* _Provided passage_:
▬▬▬▬▬▬▬▬▬▬

You are viewing a plain text version of this content. The canonical link for it is here.

Posted to common-user@hadoop.apache.org by abhishek sharma <ab...@usc.edu> on 2010/03/25 03:27:01 UTC

posted again: how are the splits for map tasks computed?

I realized that I made a mistake in my earlier post. So here is the correct one.

I have a job ("loadgen") with only 1 input (say) part-00000 of size
1368654 bytes.

So when I submit this job, I get the following output:

INFO mapred.FileInputFormat: Total input paths to process : 1

However, in the JobTracker log, I see the following entry:

 Split info for job:job_201003131110_0043 with 2 splits

and subsequently 2 map tasks are started to process these two splits.
The size of input splits to these 2 map tasks is 6843283. So the input
is divided equally into two splits.

My question is: Why are two map tasks created instead of one and why
is the combined size of the two splits greater than the size of my
input?

I also noticed that if I run the same job with 2 inputs (say)
part-00000 and part-00001, then only 2 map tasks are created.

To my knowledge, the number of map tasks should be the same as the
number of inputs.

Thanks,

RE: posted again: how are the splits for map tasks computed?

Posted by "Segel, Mike" <ms...@navteq.com>.

Ok, its 4:00am local time... silly question...
What's the block size of your HDFS ?
And the file sizes you said in bytes? So the full file is 12MB?

▬▬▬▬▬▬▬▬▬▬

* _Set task 1_:
Answer these from the forum thread:
(a) What size, in bytes, is the single input file part-00000?
(b) How many splits does the JobTracker log report for the job?
(c) What is the first thing the reply asks about the poster's HDFS setup?

▬▬▬▬▬▬▬▬▬▬

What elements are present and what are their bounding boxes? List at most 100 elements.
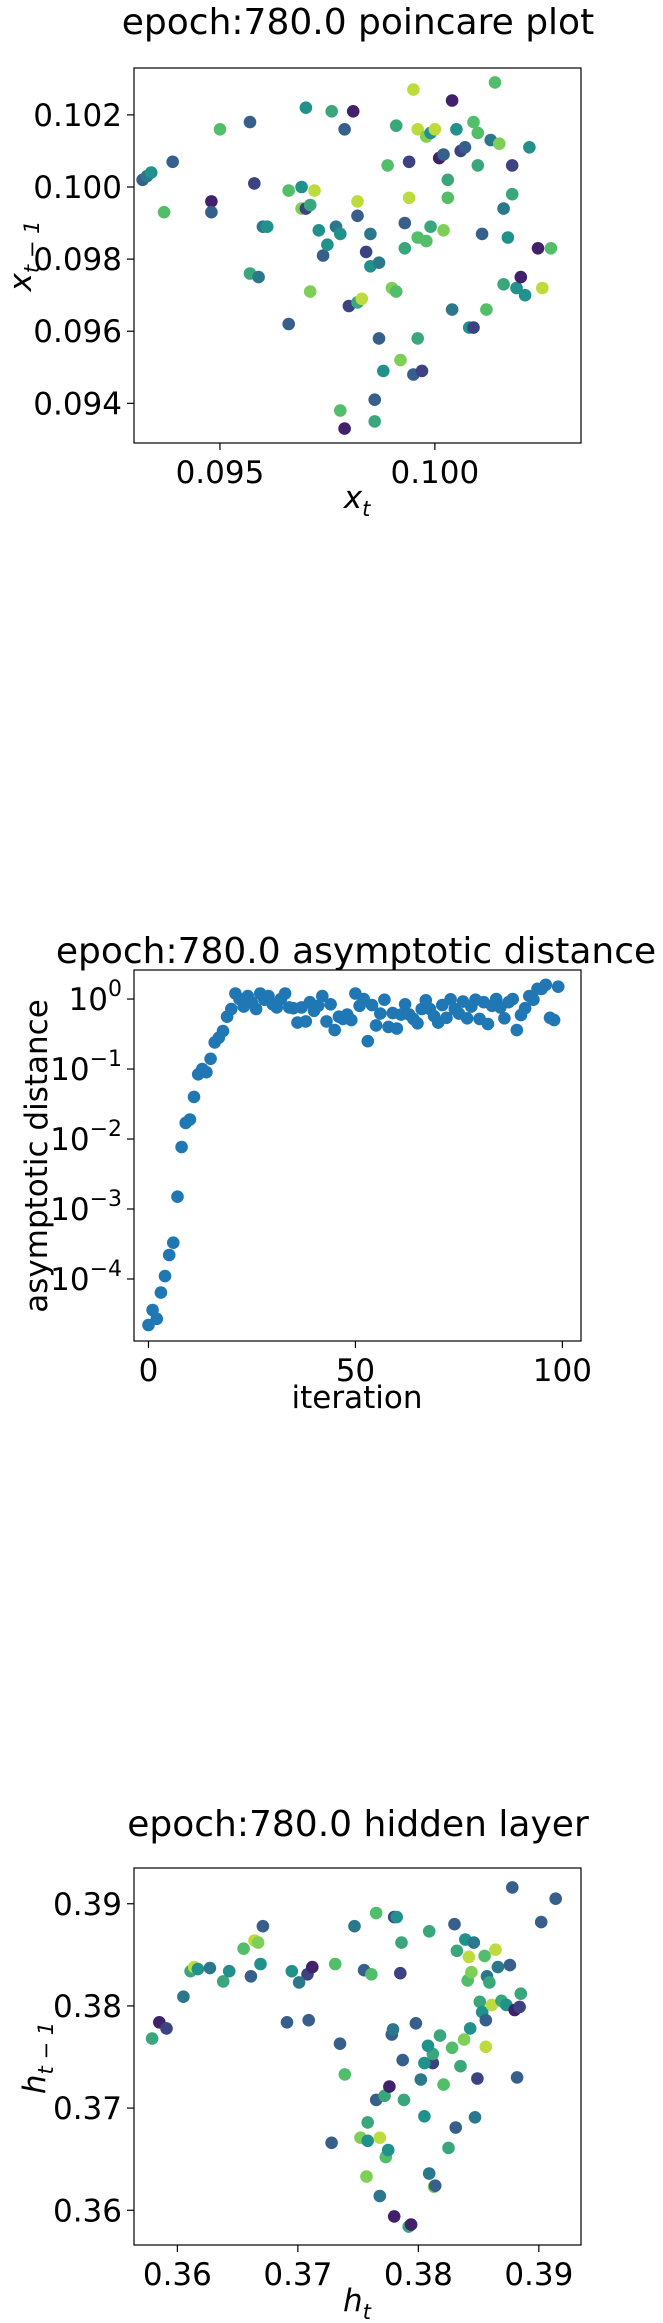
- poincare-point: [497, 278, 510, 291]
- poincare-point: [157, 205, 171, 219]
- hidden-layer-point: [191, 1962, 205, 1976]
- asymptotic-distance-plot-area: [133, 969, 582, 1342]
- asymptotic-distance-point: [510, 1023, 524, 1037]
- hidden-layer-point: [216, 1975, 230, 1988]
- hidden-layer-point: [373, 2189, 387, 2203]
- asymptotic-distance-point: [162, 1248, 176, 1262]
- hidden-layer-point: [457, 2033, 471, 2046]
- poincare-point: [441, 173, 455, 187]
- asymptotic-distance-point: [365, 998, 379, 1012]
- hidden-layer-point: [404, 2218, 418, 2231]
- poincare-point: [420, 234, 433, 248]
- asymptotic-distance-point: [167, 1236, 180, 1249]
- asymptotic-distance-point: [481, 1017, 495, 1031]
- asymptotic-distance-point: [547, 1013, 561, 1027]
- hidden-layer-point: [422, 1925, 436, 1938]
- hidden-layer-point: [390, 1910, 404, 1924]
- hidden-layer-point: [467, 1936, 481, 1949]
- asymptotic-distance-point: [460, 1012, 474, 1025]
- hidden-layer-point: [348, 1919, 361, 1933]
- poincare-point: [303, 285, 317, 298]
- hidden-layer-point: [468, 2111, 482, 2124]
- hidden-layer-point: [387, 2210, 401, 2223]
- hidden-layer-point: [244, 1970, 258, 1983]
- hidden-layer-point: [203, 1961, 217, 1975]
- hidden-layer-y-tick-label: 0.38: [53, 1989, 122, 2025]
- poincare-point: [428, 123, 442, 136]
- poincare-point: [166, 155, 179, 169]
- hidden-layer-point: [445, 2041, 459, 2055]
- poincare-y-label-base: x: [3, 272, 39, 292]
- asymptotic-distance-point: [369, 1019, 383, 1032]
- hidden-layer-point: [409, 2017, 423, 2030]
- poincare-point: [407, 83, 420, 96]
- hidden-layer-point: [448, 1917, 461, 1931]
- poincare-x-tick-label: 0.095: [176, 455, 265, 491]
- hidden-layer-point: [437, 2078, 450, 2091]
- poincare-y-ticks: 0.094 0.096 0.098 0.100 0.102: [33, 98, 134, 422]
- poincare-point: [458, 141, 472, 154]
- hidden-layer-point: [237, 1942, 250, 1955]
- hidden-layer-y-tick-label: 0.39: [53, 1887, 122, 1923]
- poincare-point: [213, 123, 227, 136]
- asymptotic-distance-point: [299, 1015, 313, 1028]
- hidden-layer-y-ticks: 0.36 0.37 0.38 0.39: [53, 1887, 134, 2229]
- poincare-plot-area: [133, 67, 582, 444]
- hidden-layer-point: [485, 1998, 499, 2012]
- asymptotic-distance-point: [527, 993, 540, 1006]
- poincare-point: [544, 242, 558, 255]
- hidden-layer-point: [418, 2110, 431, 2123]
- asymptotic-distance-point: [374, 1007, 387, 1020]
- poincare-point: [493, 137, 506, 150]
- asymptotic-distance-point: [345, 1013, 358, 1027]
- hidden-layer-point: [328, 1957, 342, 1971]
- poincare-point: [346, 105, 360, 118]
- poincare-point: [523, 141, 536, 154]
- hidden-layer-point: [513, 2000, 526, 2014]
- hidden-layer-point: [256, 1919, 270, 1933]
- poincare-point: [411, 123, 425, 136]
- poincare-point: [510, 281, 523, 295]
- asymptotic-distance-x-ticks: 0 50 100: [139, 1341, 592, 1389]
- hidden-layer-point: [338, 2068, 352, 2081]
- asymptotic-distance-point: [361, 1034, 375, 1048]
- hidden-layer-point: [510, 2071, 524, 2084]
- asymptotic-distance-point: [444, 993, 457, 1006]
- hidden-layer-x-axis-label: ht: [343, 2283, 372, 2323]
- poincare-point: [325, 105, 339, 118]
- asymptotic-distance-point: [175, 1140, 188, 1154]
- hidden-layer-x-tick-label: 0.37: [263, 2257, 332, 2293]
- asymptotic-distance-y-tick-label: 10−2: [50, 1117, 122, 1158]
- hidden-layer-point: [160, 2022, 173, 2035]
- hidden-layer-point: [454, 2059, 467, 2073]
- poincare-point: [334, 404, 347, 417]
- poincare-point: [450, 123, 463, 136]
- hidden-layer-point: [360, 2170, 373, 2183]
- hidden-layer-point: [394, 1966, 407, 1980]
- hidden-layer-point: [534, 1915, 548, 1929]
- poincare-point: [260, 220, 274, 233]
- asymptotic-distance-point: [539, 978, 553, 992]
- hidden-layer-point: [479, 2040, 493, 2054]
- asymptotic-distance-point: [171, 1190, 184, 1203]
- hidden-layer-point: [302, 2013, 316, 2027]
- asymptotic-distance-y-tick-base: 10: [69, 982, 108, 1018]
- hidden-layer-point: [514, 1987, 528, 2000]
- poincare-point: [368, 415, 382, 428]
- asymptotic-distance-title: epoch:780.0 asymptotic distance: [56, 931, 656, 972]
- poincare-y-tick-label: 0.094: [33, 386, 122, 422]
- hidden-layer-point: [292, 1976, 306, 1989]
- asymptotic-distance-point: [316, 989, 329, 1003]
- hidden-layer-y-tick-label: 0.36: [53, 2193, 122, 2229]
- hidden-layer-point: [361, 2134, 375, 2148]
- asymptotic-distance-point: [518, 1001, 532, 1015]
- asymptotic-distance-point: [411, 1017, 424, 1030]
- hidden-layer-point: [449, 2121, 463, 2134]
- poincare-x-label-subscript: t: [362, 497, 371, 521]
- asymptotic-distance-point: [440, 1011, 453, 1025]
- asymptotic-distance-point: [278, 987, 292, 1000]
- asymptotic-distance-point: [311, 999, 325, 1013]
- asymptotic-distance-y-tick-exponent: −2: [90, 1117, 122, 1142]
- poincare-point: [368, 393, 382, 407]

▬▬▬▬▬▬▬▬▬▬

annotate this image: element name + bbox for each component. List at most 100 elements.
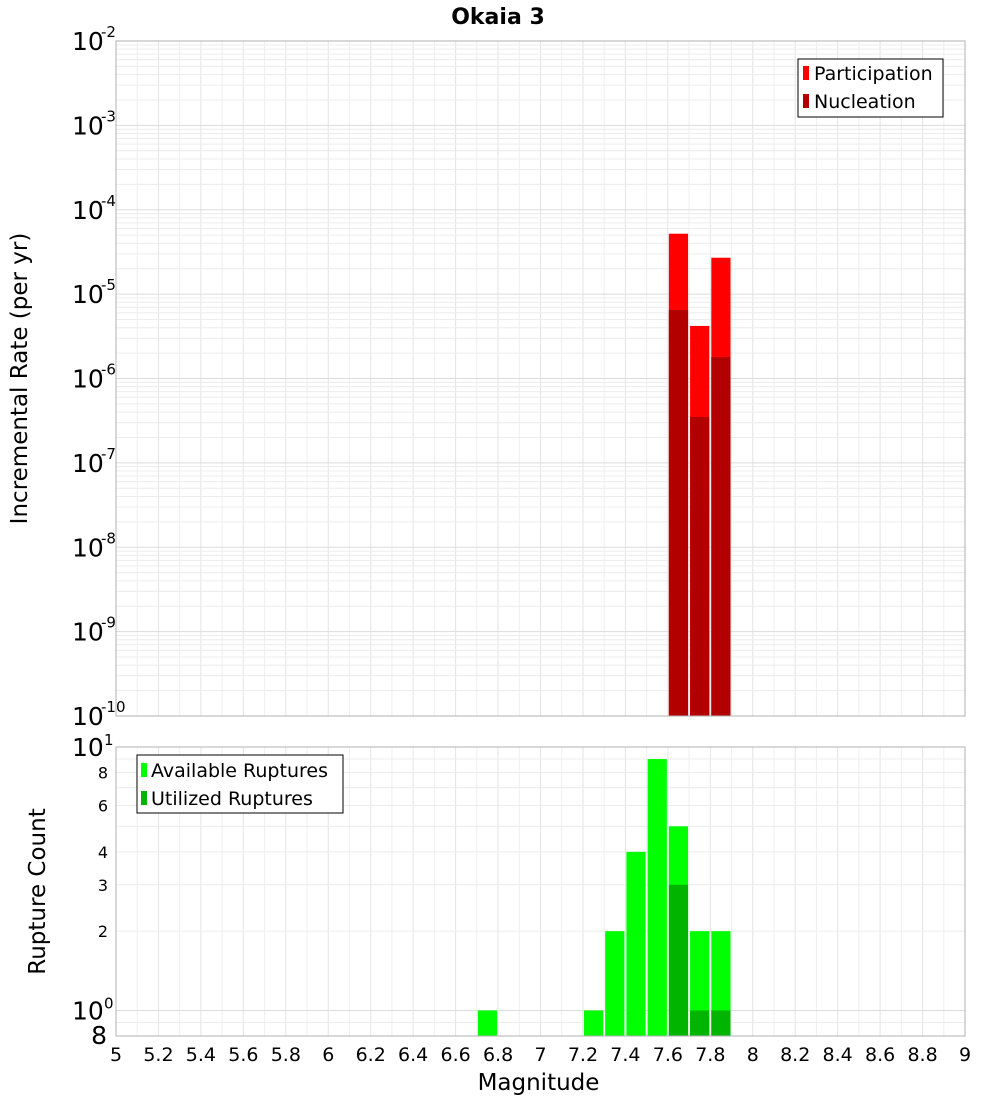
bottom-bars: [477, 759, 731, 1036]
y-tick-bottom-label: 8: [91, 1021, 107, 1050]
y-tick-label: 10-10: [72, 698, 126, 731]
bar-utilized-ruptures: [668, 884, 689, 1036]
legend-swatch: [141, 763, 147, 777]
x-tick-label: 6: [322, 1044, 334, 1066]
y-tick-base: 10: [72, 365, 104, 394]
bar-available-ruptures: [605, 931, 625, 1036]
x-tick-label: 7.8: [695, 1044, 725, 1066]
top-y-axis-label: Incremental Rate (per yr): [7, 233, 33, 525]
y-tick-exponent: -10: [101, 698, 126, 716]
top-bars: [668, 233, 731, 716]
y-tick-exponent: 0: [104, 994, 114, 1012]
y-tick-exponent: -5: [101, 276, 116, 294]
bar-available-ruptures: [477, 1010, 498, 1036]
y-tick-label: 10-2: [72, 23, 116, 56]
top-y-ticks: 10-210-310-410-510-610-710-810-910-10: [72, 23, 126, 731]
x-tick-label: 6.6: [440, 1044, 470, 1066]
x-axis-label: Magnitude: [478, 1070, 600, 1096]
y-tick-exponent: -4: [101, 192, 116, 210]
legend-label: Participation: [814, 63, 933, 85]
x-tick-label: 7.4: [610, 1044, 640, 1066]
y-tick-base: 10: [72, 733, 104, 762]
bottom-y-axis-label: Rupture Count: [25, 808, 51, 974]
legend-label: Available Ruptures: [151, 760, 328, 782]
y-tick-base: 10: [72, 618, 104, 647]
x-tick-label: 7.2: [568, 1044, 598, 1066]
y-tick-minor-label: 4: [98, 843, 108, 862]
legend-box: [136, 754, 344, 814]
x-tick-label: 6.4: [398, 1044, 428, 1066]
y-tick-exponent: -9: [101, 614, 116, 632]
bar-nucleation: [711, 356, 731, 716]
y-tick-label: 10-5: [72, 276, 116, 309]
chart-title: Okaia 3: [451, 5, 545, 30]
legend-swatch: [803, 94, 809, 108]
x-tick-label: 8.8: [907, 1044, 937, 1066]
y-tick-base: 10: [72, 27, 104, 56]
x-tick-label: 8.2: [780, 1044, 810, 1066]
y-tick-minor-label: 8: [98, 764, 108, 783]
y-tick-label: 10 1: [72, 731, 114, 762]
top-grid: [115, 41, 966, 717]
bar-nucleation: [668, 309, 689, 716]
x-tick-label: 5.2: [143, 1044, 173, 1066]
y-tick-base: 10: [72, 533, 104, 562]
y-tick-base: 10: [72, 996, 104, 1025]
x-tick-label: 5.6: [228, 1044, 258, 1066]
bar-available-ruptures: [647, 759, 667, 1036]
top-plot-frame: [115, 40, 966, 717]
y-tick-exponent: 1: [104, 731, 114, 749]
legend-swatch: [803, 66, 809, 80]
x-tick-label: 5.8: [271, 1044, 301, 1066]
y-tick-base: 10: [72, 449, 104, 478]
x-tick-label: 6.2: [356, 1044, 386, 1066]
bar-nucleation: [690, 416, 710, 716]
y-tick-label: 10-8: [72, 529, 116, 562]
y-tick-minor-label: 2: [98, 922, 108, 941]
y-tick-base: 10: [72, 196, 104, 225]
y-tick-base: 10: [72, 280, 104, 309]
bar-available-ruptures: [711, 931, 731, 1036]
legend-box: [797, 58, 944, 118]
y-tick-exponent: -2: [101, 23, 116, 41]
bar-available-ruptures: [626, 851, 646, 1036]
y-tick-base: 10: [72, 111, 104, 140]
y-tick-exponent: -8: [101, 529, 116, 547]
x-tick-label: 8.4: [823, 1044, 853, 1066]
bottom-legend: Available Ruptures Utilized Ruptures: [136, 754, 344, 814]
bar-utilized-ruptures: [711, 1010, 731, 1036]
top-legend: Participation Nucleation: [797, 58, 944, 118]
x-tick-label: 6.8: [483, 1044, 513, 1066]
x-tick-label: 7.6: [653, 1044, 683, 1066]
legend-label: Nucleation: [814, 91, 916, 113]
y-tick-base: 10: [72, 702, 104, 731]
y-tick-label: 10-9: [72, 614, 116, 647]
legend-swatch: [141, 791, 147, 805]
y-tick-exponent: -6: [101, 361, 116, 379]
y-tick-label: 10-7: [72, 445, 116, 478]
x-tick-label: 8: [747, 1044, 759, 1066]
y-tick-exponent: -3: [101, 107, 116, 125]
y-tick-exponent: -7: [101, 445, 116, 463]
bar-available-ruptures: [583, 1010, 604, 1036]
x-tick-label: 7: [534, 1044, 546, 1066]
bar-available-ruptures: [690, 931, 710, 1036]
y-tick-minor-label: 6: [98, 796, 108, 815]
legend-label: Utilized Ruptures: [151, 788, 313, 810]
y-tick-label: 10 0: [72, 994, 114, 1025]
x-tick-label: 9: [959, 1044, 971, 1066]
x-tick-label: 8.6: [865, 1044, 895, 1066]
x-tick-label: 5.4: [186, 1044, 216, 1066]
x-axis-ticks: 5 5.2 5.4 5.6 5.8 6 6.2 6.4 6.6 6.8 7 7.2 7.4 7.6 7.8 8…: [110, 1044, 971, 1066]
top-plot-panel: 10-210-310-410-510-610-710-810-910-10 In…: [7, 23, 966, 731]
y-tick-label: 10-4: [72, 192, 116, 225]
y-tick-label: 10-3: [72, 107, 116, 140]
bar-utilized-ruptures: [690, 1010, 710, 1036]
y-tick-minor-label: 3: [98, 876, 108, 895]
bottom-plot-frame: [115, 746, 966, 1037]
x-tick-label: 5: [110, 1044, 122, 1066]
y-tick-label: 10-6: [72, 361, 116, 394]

▬▬▬▬▬▬▬▬▬▬

* _Set task 2_:
In the entries above, copy out verbatim the stretch from the line containing "bottom-bars: [477, 759, 731, 1036]" through the line containing "y-tick-base: 10: [72, 27, 104, 56]", with both of those lines included.

* _Reply 1_:
(a) 1368654 bytes.
(b) 2 splits.
(c) The block size of the HDFS.

* _Reply 2_:
bottom-bars: [477, 759, 731, 1036]
y-tick-bottom-label: 8: [91, 1021, 107, 1050]
y-tick-label: 10-10: [72, 698, 126, 731]
bar-utilized-ruptures: [668, 884, 689, 1036]
legend-swatch: [141, 763, 147, 777]
x-tick-label: 6: [322, 1044, 334, 1066]
y-tick-base: 10: [72, 365, 104, 394]
bar-available-ruptures: [605, 931, 625, 1036]
x-tick-label: 7.8: [695, 1044, 725, 1066]
top-y-axis-label: Incremental Rate (per yr): [7, 233, 33, 525]
y-tick-exponent: -10: [101, 698, 126, 716]
top-bars: [668, 233, 731, 716]
y-tick-exponent: 0: [104, 994, 114, 1012]
y-tick-exponent: -5: [101, 276, 116, 294]
bar-available-ruptures: [477, 1010, 498, 1036]
y-tick-label: 10-2: [72, 23, 116, 56]
top-y-ticks: 10-210-310-410-510-610-710-810-910-10: [72, 23, 126, 731]
x-tick-label: 6.6: [440, 1044, 470, 1066]
x-axis-label: Magnitude: [478, 1070, 600, 1096]
y-tick-exponent: -4: [101, 192, 116, 210]
legend-label: Participation: [814, 63, 933, 85]
x-tick-label: 7.4: [610, 1044, 640, 1066]
y-tick-base: 10: [72, 733, 104, 762]
bottom-y-axis-label: Rupture Count: [25, 808, 51, 974]
legend-label: Available Ruptures: [151, 760, 328, 782]
y-tick-base: 10: [72, 618, 104, 647]
x-tick-label: 7.2: [568, 1044, 598, 1066]
y-tick-minor-label: 4: [98, 843, 108, 862]
legend-box: [136, 754, 344, 814]
x-tick-label: 6.4: [398, 1044, 428, 1066]
y-tick-exponent: -9: [101, 614, 116, 632]
bar-nucleation: [711, 356, 731, 716]
y-tick-label: 10-5: [72, 276, 116, 309]
chart-title: Okaia 3: [451, 5, 545, 30]
legend-swatch: [803, 94, 809, 108]
x-tick-label: 8.8: [907, 1044, 937, 1066]
y-tick-base: 10: [72, 27, 104, 56]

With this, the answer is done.